## begin Provided entries

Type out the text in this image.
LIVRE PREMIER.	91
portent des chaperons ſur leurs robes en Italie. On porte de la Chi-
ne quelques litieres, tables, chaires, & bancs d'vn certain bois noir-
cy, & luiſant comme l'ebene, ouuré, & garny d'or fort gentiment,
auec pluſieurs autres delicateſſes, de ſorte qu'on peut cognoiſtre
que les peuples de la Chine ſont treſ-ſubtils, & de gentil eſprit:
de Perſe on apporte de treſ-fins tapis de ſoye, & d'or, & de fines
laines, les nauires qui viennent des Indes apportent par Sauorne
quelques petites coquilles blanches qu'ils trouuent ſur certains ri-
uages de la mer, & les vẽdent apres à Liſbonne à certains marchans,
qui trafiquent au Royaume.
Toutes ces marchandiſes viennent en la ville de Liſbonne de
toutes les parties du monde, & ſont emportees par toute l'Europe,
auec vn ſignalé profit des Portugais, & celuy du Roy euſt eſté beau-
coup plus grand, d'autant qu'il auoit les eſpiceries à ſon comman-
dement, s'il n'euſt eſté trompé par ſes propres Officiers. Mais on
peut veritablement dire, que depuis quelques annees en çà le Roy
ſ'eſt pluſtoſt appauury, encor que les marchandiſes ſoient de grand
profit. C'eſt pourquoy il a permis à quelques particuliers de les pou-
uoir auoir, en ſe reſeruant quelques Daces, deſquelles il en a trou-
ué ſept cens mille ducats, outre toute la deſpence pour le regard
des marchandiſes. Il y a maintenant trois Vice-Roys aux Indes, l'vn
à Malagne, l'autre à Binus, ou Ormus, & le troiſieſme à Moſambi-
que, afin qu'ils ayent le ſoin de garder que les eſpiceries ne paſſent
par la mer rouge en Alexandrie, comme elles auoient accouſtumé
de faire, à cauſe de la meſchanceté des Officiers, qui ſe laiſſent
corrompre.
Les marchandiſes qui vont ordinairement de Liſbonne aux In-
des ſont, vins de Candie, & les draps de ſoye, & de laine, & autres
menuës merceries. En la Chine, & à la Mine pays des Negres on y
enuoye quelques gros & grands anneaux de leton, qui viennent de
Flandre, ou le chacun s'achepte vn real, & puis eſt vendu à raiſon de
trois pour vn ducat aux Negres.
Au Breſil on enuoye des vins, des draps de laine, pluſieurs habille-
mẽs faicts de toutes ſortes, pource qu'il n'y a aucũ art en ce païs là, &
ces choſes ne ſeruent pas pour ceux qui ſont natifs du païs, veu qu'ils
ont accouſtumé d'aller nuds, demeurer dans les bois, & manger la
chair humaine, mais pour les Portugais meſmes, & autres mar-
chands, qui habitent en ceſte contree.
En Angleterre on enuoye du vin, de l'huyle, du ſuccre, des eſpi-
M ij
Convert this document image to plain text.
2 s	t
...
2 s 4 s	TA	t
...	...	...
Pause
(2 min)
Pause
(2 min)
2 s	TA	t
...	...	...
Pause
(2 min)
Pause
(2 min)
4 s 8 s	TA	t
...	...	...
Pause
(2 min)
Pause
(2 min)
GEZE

## end Provided entries

**Problem:** Reproduce every line of the data verbatim.

**Answer below:**
Type out the text in this image.
LIVRE PREMIER.	91
portent des chaperons ſur leurs robes en Italie. On porte de la Chi-
ne quelques litieres, tables, chaires, & bancs d'vn certain bois noir-
cy, & luiſant comme l'ebene, ouuré, & garny d'or fort gentiment,
auec pluſieurs autres delicateſſes, de ſorte qu'on peut cognoiſtre
que les peuples de la Chine ſont treſ-ſubtils, & de gentil eſprit:
de Perſe on apporte de treſ-fins tapis de ſoye, & d'or, & de fines
laines, les nauires qui viennent des Indes apportent par Sauorne
quelques petites coquilles blanches qu'ils trouuent ſur certains ri-
uages de la mer, & les vẽdent apres à Liſbonne à certains marchans,
qui trafiquent au Royaume.
Toutes ces marchandiſes viennent en la ville de Liſbonne de
toutes les parties du monde, & ſont emportees par toute l'Europe,
auec vn ſignalé profit des Portugais, & celuy du Roy euſt eſté beau-
coup plus grand, d'autant qu'il auoit les eſpiceries à ſon comman-
dement, s'il n'euſt eſté trompé par ſes propres Officiers. Mais on
peut veritablement dire, que depuis quelques annees en çà le Roy
ſ'eſt pluſtoſt appauury, encor que les marchandiſes ſoient de grand
profit. C'eſt pourquoy il a permis à quelques particuliers de les pou-
uoir auoir, en ſe reſeruant quelques Daces, deſquelles il en a trou-
ué ſept cens mille ducats, outre toute la deſpence pour le regard
des marchandiſes. Il y a maintenant trois Vice-Roys aux Indes, l'vn
à Malagne, l'autre à Binus, ou Ormus, & le troiſieſme à Moſambi-
que, afin qu'ils ayent le ſoin de garder que les eſpiceries ne paſſent
par la mer rouge en Alexandrie, comme elles auoient accouſtumé
de faire, à cauſe de la meſchanceté des Officiers, qui ſe laiſſent
corrompre.
Les marchandiſes qui vont ordinairement de Liſbonne aux In-
des ſont, vins de Candie, & les draps de ſoye, & de laine, & autres
menuës merceries. En la Chine, & à la Mine pays des Negres on y
enuoye quelques gros & grands anneaux de leton, qui viennent de
Flandre, ou le chacun s'achepte vn real, & puis eſt vendu à raiſon de
trois pour vn ducat aux Negres.
Au Breſil on enuoye des vins, des draps de laine, pluſieurs habille-
mẽs faicts de toutes ſortes, pource qu'il n'y a aucũ art en ce païs là, &
ces choſes ne ſeruent pas pour ceux qui ſont natifs du païs, veu qu'ils
ont accouſtumé d'aller nuds, demeurer dans les bois, & manger la
chair humaine, mais pour les Portugais meſmes, & autres mar-
chands, qui habitent en ceſte contree.
En Angleterre on enuoye du vin, de l'huyle, du ſuccre, des eſpi-
M ij
Convert this document image to plain text.
2 s	t
...
2 s 4 s	TA	t
...	...	...
Pause
(2 min)
Pause
(2 min)
2 s	TA	t
...	...	...
Pause
(2 min)
Pause
(2 min)
4 s 8 s	TA	t
...	...	...
Pause
(2 min)
Pause
(2 min)
GEZE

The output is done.